| WRITTEN REQUEST |
Copy the lines of the material below word for word, from the line containing "logo-arabic-sub: الليبية <box>1096" through the line containing "logo-wordmark: المنصة THE", inclusive.

| EXERCISE MATERIALS |
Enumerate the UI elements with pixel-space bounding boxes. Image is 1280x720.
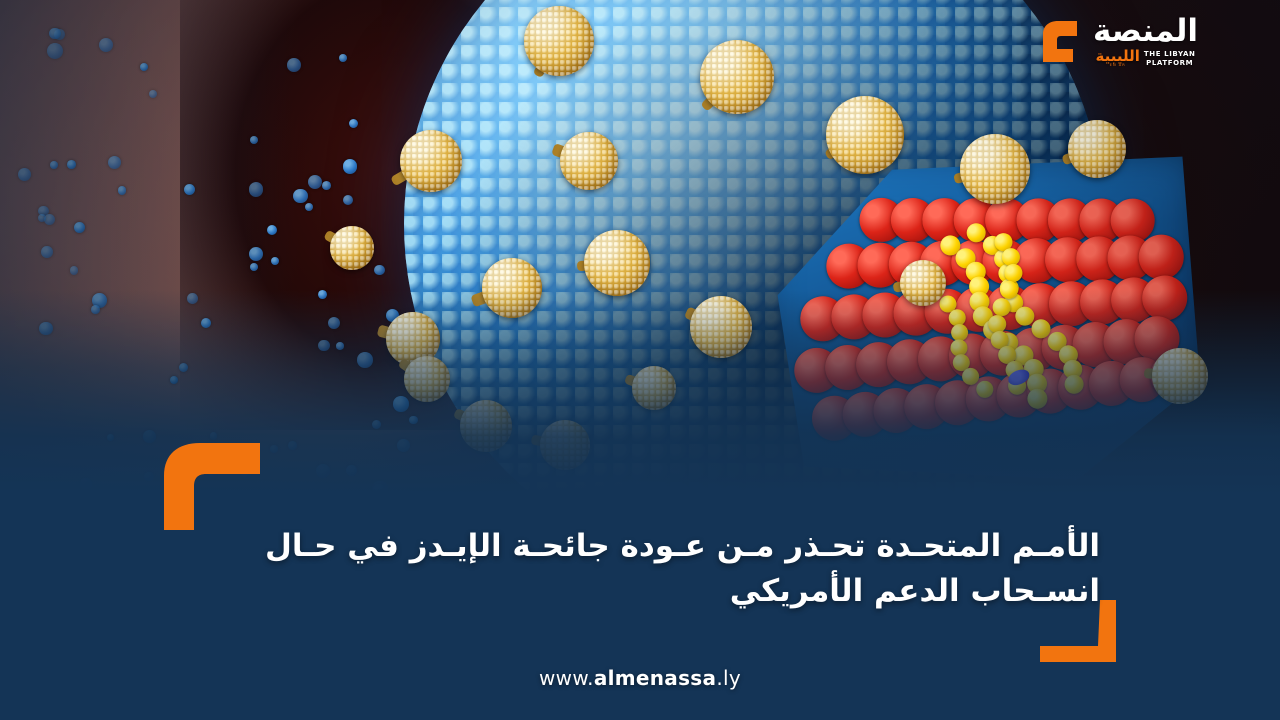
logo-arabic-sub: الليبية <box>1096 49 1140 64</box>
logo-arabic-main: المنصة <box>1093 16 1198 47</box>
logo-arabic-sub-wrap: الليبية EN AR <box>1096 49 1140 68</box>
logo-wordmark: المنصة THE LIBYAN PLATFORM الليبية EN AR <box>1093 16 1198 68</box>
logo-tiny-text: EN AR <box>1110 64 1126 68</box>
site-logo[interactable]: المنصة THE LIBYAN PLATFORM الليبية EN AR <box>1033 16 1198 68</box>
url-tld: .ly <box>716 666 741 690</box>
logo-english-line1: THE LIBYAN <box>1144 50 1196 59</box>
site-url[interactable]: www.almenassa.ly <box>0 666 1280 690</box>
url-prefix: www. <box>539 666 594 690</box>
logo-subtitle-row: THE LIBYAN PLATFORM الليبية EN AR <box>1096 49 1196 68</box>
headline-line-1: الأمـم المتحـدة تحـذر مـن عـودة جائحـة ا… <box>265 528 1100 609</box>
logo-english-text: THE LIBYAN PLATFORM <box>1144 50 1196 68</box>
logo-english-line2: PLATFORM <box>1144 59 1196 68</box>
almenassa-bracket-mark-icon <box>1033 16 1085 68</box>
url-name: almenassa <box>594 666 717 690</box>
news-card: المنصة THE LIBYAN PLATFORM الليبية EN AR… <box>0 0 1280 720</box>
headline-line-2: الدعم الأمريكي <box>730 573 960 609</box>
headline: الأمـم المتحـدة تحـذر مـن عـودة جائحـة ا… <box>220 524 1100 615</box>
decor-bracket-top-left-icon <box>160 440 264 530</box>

--

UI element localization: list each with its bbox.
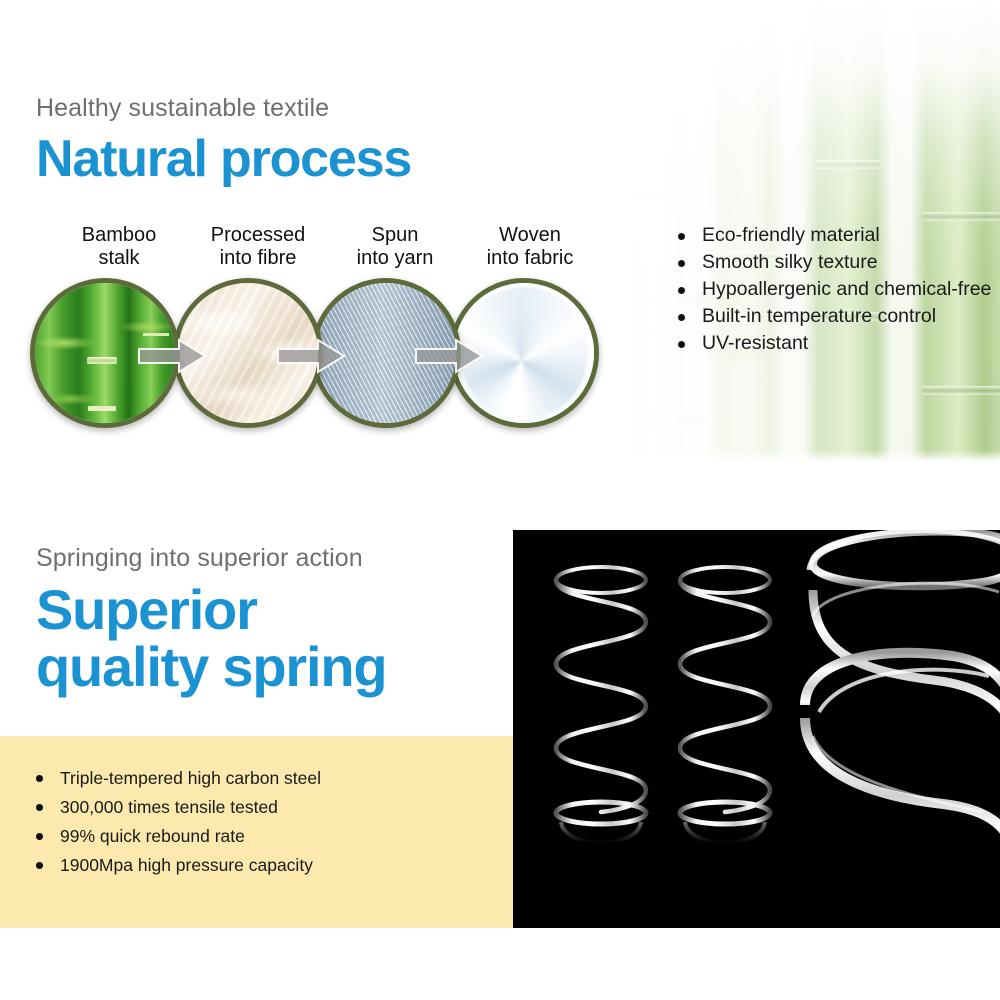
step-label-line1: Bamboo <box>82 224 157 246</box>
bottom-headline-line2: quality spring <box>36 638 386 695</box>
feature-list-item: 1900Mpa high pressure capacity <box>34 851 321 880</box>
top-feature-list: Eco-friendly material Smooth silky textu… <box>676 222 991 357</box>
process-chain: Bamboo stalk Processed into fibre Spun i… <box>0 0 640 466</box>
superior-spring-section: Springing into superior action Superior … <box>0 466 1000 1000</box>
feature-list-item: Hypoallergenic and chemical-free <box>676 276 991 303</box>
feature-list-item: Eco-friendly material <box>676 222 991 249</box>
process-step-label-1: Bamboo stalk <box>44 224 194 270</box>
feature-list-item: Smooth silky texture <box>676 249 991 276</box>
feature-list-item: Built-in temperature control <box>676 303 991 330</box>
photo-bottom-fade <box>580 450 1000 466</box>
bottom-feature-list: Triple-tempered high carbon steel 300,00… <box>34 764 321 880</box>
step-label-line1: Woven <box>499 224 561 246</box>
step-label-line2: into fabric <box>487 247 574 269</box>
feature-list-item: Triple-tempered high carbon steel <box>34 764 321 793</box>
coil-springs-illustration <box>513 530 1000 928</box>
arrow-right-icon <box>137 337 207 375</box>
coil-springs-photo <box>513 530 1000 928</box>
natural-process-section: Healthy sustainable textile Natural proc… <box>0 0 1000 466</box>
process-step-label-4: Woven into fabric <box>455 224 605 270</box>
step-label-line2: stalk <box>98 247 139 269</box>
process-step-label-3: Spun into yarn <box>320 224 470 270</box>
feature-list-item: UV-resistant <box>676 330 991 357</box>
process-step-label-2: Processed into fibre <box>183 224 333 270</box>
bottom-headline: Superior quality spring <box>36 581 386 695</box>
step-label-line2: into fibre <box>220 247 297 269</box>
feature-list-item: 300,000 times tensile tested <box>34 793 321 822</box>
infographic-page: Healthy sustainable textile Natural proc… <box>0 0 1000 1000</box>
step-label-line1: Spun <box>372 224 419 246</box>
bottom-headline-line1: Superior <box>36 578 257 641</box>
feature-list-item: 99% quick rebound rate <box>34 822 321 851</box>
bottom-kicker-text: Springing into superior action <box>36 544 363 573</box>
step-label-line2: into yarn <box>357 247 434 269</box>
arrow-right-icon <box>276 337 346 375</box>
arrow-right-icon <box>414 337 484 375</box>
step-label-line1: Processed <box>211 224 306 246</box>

| SOLVED EXERCISE |
logo-arabic-sub: الليبية <box>1096 49 1140 64</box>
logo-arabic-main: المنصة <box>1093 16 1198 47</box>
logo-arabic-sub-wrap: الليبية EN AR <box>1096 49 1140 68</box>
logo-wordmark: المنصة THE LIBYAN PLATFORM الليبية EN AR <box>1093 16 1198 68</box>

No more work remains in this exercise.